Reproduce verbatim the rows between the line holding "camera-icon: [120, 507, 154, 535]" and the line holding "magic-wand-icon[interactable]: [77, 17, 117, 57]", inclusive.
════════════════
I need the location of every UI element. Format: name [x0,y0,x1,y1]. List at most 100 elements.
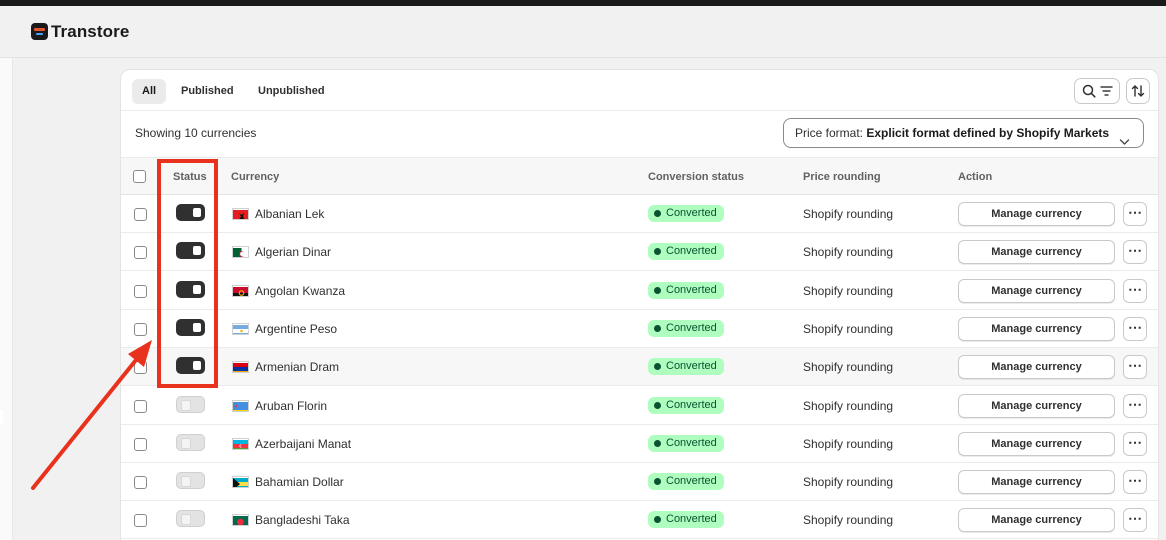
currency-name: Argentine Peso [255,321,338,336]
table-row[interactable]: Armenian Dram Converted Shopify rounding Ma… [121,348,1158,387]
table-row[interactable]: Bahamian Dollar Converted Shopify rounding… [121,463,1158,502]
currency-name: Angolan Kwanza [255,283,346,298]
table-row[interactable]: Angolan Kwanza Converted Shopify rounding M… [121,271,1158,310]
status-dot-icon [654,401,661,409]
ellipsis-icon: ⋯ [1128,433,1142,450]
table-row[interactable]: Albanian Lek Converted Shopify rounding Man… [121,195,1158,233]
select-all-checkbox[interactable] [133,170,146,183]
price-format-label: Price format: [795,126,864,140]
status-toggle[interactable] [176,395,205,413]
conversion-badge: Converted [648,358,724,376]
manage-currency-button[interactable]: Manage currency [958,508,1115,533]
manage-currency-button[interactable]: Manage currency [958,202,1115,226]
conversion-label: Converted [666,513,717,526]
row-checkbox[interactable] [134,208,147,221]
conversion-badge: Converted [648,243,724,261]
more-actions-button[interactable]: ⋯ [1123,355,1147,380]
azerbaijan-flag-icon [232,437,249,450]
conversion-label: Converted [666,436,717,449]
price-rounding: Shopify rounding [803,436,894,451]
sidebar-marker [0,410,3,424]
more-actions-button[interactable]: ⋯ [1123,240,1147,265]
header-price-rounding: Price rounding [803,171,881,183]
manage-currency-button[interactable]: Manage currency [958,240,1115,265]
conversion-label: Converted [666,283,717,296]
aruba-flag-icon [232,399,249,412]
currencies-card: All Published Unpublished Showing 10 cur… [120,69,1159,540]
sort-icon [1131,84,1145,98]
more-actions-button[interactable]: ⋯ [1123,508,1147,533]
ellipsis-icon: ⋯ [1128,510,1142,527]
conversion-badge: Converted [648,511,724,529]
more-actions-button[interactable]: ⋯ [1123,202,1147,226]
app-header: Transtore [0,6,1166,58]
ellipsis-icon: ⋯ [1128,204,1142,220]
row-checkbox[interactable] [134,476,147,490]
row-checkbox[interactable] [134,514,147,528]
more-actions-button[interactable]: ⋯ [1123,278,1147,303]
status-dot-icon [654,363,661,371]
more-actions-button[interactable]: ⋯ [1123,393,1147,418]
more-actions-button[interactable]: ⋯ [1123,316,1147,341]
table-row[interactable]: Bangladeshi Taka Converted Shopify roundin… [121,501,1158,540]
price-rounding: Shopify rounding [803,398,894,413]
header-conversion-status: Conversion status [648,171,744,183]
header-currency: Currency [231,171,280,183]
conversion-label: Converted [666,475,717,488]
sort-button[interactable] [1126,78,1150,104]
algeria-flag-icon [232,246,249,259]
more-actions-button[interactable]: ⋯ [1123,470,1147,495]
conversion-label: Converted [666,398,717,411]
tab-unpublished[interactable]: Unpublished [248,79,335,104]
row-checkbox[interactable] [134,361,147,375]
status-dot-icon [654,324,661,332]
manage-currency-button[interactable]: Manage currency [958,470,1115,495]
conversion-badge: Converted [648,396,724,414]
row-checkbox[interactable] [134,322,147,336]
conversion-label: Converted [666,245,717,258]
price-rounding: Shopify rounding [803,475,894,490]
price-rounding: Shopify rounding [803,321,894,336]
tab-published[interactable]: Published [171,79,244,104]
price-rounding: Shopify rounding [803,207,894,221]
tabs-bar: All Published Unpublished [121,70,1158,111]
row-checkbox[interactable] [134,246,147,260]
price-rounding: Shopify rounding [803,360,894,375]
price-format-select[interactable]: Price format: Explicit format defined by… [783,118,1144,148]
more-actions-button[interactable]: ⋯ [1123,431,1147,456]
currency-name: Azerbaijani Manat [255,436,352,451]
status-toggle[interactable] [176,510,205,528]
ellipsis-icon: ⋯ [1128,357,1142,374]
status-toggle[interactable] [176,433,205,451]
manage-currency-button[interactable]: Manage currency [958,355,1115,380]
albania-flag-icon [232,208,249,220]
table-row[interactable]: Azerbaijani Manat Converted Shopify roundi… [121,424,1158,463]
left-sidebar [0,58,13,540]
row-checkbox[interactable] [134,399,147,413]
manage-currency-button[interactable]: Manage currency [958,278,1115,303]
currency-name: Albanian Lek [255,207,325,221]
search-filter-button[interactable] [1074,78,1120,104]
row-checkbox[interactable] [134,284,147,298]
manage-currency-button[interactable]: Manage currency [958,393,1115,418]
tab-all[interactable]: All [132,79,167,104]
store-title: Transtore [51,21,130,41]
manage-currency-button[interactable]: Manage currency [958,431,1115,456]
table-row[interactable]: Algerian Dinar Converted Shopify rounding M… [121,233,1158,272]
showing-count: Showing 10 currencies [135,126,257,140]
table-row[interactable]: Argentine Peso Converted Shopify rounding M… [121,309,1158,348]
currency-name: Armenian Dram [255,360,340,375]
conversion-badge: Converted [648,319,724,337]
currency-name: Bangladeshi Taka [255,513,350,528]
price-rounding: Shopify rounding [803,513,894,528]
currency-name: Aruban Florin [255,398,328,413]
row-checkbox[interactable] [134,437,147,451]
status-toggle[interactable] [176,472,205,490]
conversion-badge: Converted [648,205,724,222]
conversion-label: Converted [666,207,717,219]
table-row[interactable]: Aruban Florin Converted Shopify rounding Ma… [121,386,1158,425]
currency-name: Algerian Dinar [255,245,332,260]
ellipsis-icon: ⋯ [1128,472,1142,489]
manage-currency-button[interactable]: Manage currency [958,316,1115,341]
status-dot-icon [654,210,661,217]
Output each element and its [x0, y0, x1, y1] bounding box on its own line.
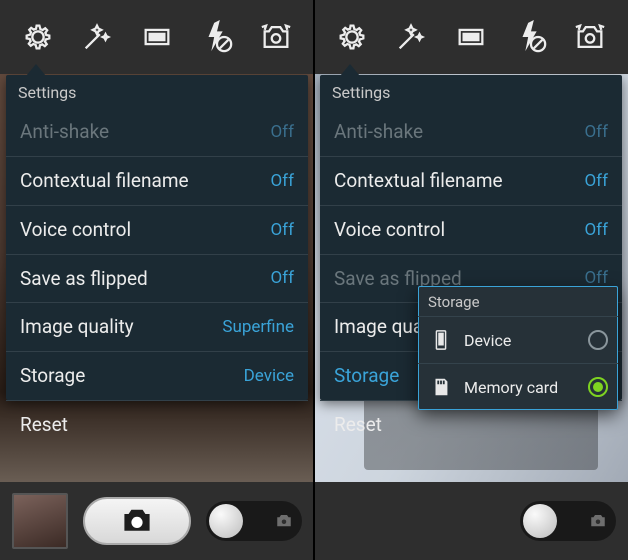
camera-icon: [120, 507, 154, 535]
screenshot-pair: Settings Anti-shake Off Contextual filena…: [0, 0, 628, 560]
camera-bottombar: [0, 482, 314, 560]
aspect-icon[interactable]: [451, 17, 491, 57]
settings-item-label: Reset: [20, 414, 68, 436]
shutter-area: [68, 497, 206, 545]
storage-dialog-header: Storage: [418, 286, 618, 317]
photo-mode-icon: [274, 511, 294, 531]
magic-wand-icon[interactable]: [77, 17, 117, 57]
settings-item-label: Voice control: [20, 219, 131, 241]
settings-item-image-quality[interactable]: Image quality Superfine: [6, 303, 308, 352]
photo-mode-icon: [588, 511, 608, 531]
camera-topbar: [0, 0, 314, 74]
gallery-thumbnail[interactable]: [12, 493, 68, 549]
settings-item-storage[interactable]: Storage Device: [6, 352, 308, 401]
settings-item-value: Superfine: [222, 317, 294, 337]
settings-item-value: Off: [270, 268, 294, 288]
storage-option-label: Memory card: [464, 378, 578, 397]
settings-item-value: Off: [584, 171, 608, 191]
phone-icon: [428, 327, 454, 353]
panel-divider: [313, 0, 315, 560]
settings-item-antishake[interactable]: Anti-shake Off: [6, 108, 308, 157]
radio-selected: [588, 377, 608, 397]
gear-icon[interactable]: [18, 17, 58, 57]
switch-camera-icon[interactable]: [570, 17, 610, 57]
storage-option-memory-card[interactable]: Memory card: [418, 364, 618, 410]
shutter-button[interactable]: [83, 497, 191, 545]
settings-item-label: Anti-shake: [334, 121, 423, 143]
settings-pointer: [340, 64, 360, 76]
screenshot-left: Settings Anti-shake Off Contextual filena…: [0, 0, 314, 560]
mode-toggle-knob: [209, 504, 243, 538]
settings-item-value: Off: [584, 122, 608, 142]
settings-item-value: Off: [270, 220, 294, 240]
settings-item-value: Device: [244, 366, 294, 386]
settings-header: Settings: [6, 75, 308, 108]
settings-pointer: [26, 64, 46, 76]
settings-item-label: Storage: [20, 365, 85, 387]
mode-toggle-knob: [523, 504, 557, 538]
camera-topbar: [314, 0, 628, 74]
settings-item-value: Off: [270, 171, 294, 191]
settings-item-voice-control[interactable]: Voice control Off: [320, 206, 622, 255]
settings-item-label: Contextual filename: [334, 170, 503, 192]
storage-dialog: Storage Device Memory card: [418, 286, 618, 410]
aspect-icon[interactable]: [137, 17, 177, 57]
settings-item-label: Voice control: [334, 219, 445, 241]
flash-off-icon[interactable]: [197, 17, 237, 57]
settings-item-contextual-filename[interactable]: Contextual filename Off: [6, 157, 308, 206]
settings-item-label: Reset: [334, 414, 382, 436]
storage-option-device[interactable]: Device: [418, 317, 618, 364]
flash-off-icon[interactable]: [511, 17, 551, 57]
mode-toggle[interactable]: [520, 501, 616, 541]
settings-item-label: Anti-shake: [20, 121, 109, 143]
settings-item-antishake[interactable]: Anti-shake Off: [320, 108, 622, 157]
settings-item-value: Off: [584, 220, 608, 240]
switch-camera-icon[interactable]: [256, 17, 296, 57]
settings-item-value: Off: [270, 122, 294, 142]
settings-item-label: Save as flipped: [20, 268, 148, 290]
settings-item-contextual-filename[interactable]: Contextual filename Off: [320, 157, 622, 206]
settings-item-label: Image quality: [20, 316, 134, 338]
settings-panel: Settings Anti-shake Off Contextual filena…: [6, 75, 308, 400]
gear-icon[interactable]: [332, 17, 372, 57]
magic-wand-icon[interactable]: [391, 17, 431, 57]
storage-option-label: Device: [464, 331, 578, 350]
mode-toggle[interactable]: [206, 501, 302, 541]
settings-header: Settings: [320, 75, 622, 108]
sd-card-icon: [428, 374, 454, 400]
radio-unselected: [588, 330, 608, 350]
settings-item-reset[interactable]: Reset: [6, 401, 308, 449]
settings-item-label: Storage: [334, 365, 399, 387]
settings-item-save-as-flipped[interactable]: Save as flipped Off: [6, 255, 308, 304]
screenshot-right: Settings Anti-shake Off Contextual filena…: [314, 0, 628, 560]
settings-item-voice-control[interactable]: Voice control Off: [6, 206, 308, 255]
settings-item-label: Contextual filename: [20, 170, 189, 192]
camera-bottombar: [314, 482, 628, 560]
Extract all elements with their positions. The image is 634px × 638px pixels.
════════════════
# Answer for the task:
camera-icon: [120, 507, 154, 535]
screenshot-pair: Settings Anti-shake Off Contextual filena…: [0, 0, 628, 560]
camera-bottombar: [0, 482, 314, 560]
aspect-icon[interactable]: [451, 17, 491, 57]
settings-item-label: Reset: [20, 414, 68, 436]
shutter-area: [68, 497, 206, 545]
storage-dialog-header: Storage: [418, 286, 618, 317]
photo-mode-icon: [274, 511, 294, 531]
magic-wand-icon[interactable]: [77, 17, 117, 57]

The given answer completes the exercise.